> Do this: Reproduce the lines verbatim, everything from the line containing "table-cell[interactable]: 2022-10-24 [753, 310, 833, 326]" down to the line containing "table-cell[interactable]: 2022-10-22 [753, 278, 833, 294]", with both of those lines included.

> Records from a collection:
------------------------------

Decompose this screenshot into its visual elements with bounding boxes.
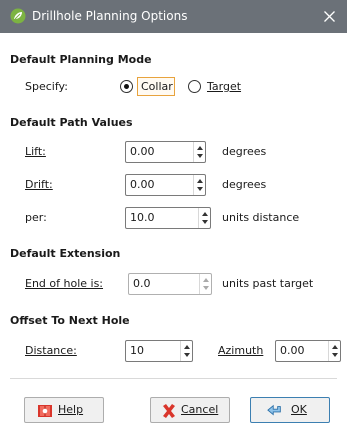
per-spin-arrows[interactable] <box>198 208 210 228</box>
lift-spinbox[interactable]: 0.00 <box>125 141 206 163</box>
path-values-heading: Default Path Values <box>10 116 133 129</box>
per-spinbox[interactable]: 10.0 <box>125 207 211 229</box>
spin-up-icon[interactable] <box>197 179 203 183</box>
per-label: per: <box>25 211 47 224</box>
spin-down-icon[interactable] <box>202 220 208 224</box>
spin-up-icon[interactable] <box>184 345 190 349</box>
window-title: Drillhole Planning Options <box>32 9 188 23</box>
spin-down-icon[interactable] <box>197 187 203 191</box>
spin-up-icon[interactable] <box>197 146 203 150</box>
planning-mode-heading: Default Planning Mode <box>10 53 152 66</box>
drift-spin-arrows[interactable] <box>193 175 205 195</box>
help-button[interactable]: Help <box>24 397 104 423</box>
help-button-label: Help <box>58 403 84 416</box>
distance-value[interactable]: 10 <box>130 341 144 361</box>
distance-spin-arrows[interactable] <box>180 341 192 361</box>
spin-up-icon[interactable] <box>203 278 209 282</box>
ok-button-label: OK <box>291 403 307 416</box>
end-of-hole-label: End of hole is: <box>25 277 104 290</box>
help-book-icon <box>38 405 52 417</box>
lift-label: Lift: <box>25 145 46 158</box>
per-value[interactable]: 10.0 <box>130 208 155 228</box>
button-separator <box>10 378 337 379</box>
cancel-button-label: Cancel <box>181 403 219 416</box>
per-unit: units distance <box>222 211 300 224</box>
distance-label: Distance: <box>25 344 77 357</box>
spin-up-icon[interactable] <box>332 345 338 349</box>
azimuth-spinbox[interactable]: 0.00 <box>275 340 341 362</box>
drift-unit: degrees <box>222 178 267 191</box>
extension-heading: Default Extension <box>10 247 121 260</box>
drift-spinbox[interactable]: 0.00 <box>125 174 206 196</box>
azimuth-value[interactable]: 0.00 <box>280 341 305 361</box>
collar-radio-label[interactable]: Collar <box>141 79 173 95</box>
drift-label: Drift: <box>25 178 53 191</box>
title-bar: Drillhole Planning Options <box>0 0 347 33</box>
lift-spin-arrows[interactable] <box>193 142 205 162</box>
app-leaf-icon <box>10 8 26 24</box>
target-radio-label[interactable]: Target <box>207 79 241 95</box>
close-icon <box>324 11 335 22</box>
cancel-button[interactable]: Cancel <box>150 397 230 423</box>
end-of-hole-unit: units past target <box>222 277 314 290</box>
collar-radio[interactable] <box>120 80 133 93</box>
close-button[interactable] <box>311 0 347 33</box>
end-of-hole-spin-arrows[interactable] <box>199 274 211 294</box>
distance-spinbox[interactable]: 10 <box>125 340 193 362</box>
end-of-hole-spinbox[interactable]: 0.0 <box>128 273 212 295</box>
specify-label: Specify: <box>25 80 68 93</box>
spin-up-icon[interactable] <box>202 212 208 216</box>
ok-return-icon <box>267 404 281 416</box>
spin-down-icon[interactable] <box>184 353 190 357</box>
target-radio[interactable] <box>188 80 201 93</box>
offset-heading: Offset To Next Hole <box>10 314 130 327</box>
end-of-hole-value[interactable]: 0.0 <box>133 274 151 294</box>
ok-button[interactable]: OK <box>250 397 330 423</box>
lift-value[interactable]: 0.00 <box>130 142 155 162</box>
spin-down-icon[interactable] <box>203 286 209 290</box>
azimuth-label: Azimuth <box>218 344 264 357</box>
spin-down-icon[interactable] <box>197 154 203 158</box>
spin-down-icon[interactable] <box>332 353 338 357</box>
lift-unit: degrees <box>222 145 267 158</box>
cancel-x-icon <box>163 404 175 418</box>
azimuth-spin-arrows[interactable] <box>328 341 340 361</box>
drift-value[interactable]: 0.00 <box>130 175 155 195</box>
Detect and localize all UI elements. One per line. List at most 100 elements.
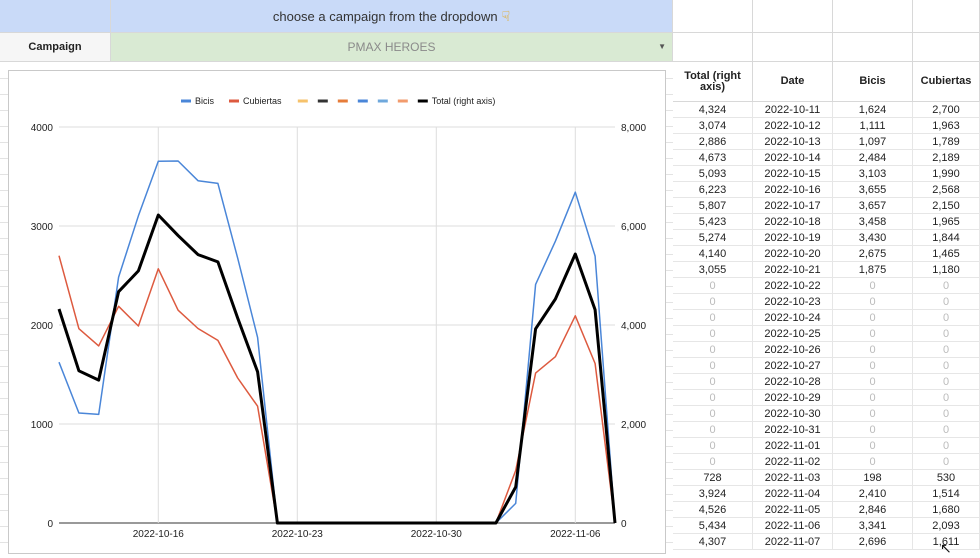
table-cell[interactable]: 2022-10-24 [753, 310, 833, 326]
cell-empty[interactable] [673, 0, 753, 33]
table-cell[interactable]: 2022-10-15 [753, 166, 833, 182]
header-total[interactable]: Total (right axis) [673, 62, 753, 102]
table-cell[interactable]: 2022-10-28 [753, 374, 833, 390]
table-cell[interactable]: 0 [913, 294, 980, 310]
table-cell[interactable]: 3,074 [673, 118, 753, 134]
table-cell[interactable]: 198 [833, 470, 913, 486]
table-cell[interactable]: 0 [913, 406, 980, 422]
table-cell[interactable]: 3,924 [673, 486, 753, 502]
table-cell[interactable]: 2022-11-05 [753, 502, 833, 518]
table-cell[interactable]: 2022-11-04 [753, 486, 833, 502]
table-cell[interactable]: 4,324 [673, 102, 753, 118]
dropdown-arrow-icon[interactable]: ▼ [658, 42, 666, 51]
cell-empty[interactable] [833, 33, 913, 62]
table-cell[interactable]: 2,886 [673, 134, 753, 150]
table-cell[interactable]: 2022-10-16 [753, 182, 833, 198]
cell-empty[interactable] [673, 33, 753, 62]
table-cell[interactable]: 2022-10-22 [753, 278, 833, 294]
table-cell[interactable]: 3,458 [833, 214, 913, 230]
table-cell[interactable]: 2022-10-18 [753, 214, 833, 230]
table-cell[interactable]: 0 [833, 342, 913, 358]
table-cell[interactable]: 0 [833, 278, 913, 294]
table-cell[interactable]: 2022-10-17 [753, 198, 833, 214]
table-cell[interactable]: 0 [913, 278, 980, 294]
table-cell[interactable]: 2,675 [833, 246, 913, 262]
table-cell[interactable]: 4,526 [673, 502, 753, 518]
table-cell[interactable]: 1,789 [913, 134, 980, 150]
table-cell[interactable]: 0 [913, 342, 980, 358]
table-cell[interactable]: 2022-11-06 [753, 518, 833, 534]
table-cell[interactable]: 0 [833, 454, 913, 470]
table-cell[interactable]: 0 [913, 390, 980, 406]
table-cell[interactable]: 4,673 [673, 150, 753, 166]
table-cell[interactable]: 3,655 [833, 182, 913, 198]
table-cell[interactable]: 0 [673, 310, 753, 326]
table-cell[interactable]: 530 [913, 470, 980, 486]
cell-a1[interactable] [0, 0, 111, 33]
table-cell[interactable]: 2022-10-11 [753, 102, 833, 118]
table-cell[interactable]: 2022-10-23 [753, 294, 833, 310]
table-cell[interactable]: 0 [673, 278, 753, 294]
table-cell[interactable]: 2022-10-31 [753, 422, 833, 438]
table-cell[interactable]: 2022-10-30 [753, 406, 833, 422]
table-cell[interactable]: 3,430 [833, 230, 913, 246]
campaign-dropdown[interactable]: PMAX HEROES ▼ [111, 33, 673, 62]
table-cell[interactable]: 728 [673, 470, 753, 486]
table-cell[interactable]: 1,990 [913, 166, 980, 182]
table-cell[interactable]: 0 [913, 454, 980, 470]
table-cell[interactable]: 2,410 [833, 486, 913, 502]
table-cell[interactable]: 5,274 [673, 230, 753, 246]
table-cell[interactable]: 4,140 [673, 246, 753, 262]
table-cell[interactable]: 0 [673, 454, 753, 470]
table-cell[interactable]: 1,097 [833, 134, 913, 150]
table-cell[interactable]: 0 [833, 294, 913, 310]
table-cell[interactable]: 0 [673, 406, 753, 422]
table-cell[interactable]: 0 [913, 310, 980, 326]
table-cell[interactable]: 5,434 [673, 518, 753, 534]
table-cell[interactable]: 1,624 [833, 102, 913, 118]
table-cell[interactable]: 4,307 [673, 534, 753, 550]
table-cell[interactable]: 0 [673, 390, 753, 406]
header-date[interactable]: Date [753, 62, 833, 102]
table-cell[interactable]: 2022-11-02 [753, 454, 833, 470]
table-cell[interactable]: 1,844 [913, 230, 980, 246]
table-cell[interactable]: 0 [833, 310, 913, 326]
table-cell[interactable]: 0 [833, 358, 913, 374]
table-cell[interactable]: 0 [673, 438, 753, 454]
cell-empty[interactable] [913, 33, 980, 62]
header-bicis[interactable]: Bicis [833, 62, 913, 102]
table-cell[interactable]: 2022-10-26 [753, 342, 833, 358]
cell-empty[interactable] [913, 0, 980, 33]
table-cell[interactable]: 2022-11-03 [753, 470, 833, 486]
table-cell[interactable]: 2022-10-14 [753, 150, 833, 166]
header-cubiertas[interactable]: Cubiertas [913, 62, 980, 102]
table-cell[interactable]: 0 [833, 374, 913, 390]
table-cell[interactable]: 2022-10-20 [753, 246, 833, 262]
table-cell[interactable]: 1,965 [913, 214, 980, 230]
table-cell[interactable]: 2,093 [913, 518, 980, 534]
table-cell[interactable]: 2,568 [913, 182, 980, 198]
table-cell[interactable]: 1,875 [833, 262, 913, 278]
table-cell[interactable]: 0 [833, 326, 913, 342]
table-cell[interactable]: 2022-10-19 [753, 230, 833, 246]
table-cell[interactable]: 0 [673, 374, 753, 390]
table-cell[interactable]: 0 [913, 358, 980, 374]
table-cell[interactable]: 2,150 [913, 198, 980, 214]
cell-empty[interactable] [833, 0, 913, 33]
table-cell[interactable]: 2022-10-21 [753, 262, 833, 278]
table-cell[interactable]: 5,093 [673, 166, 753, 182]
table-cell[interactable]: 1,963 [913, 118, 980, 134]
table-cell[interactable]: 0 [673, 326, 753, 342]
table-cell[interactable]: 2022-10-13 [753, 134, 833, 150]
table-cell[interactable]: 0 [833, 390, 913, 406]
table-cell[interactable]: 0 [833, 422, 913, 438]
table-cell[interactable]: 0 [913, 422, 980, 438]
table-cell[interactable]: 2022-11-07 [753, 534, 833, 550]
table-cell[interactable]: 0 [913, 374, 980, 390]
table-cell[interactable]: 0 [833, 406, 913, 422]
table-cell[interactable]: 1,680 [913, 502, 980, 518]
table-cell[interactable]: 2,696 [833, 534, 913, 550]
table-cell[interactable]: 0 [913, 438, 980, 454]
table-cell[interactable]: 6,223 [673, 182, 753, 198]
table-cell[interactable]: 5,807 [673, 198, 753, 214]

------------------------------

> Written solution:
table-cell[interactable]: 2022-10-24 [753, 310, 833, 326]
cell-empty[interactable] [673, 0, 753, 33]
table-cell[interactable]: 2022-10-15 [753, 166, 833, 182]
header-total[interactable]: Total (right axis) [673, 62, 753, 102]
table-cell[interactable]: 2022-10-28 [753, 374, 833, 390]
table-cell[interactable]: 0 [913, 294, 980, 310]
table-cell[interactable]: 3,074 [673, 118, 753, 134]
table-cell[interactable]: 198 [833, 470, 913, 486]
table-cell[interactable]: 0 [913, 406, 980, 422]
table-cell[interactable]: 3,924 [673, 486, 753, 502]
table-cell[interactable]: 2022-11-05 [753, 502, 833, 518]
table-cell[interactable]: 2022-11-04 [753, 486, 833, 502]
table-cell[interactable]: 4,324 [673, 102, 753, 118]
dropdown-arrow-icon[interactable]: ▼ [658, 42, 666, 51]
cell-empty[interactable] [833, 33, 913, 62]
table-cell[interactable]: 2,886 [673, 134, 753, 150]
table-cell[interactable]: 2022-10-16 [753, 182, 833, 198]
cell-empty[interactable] [673, 33, 753, 62]
table-cell[interactable]: 2022-10-22 [753, 278, 833, 294]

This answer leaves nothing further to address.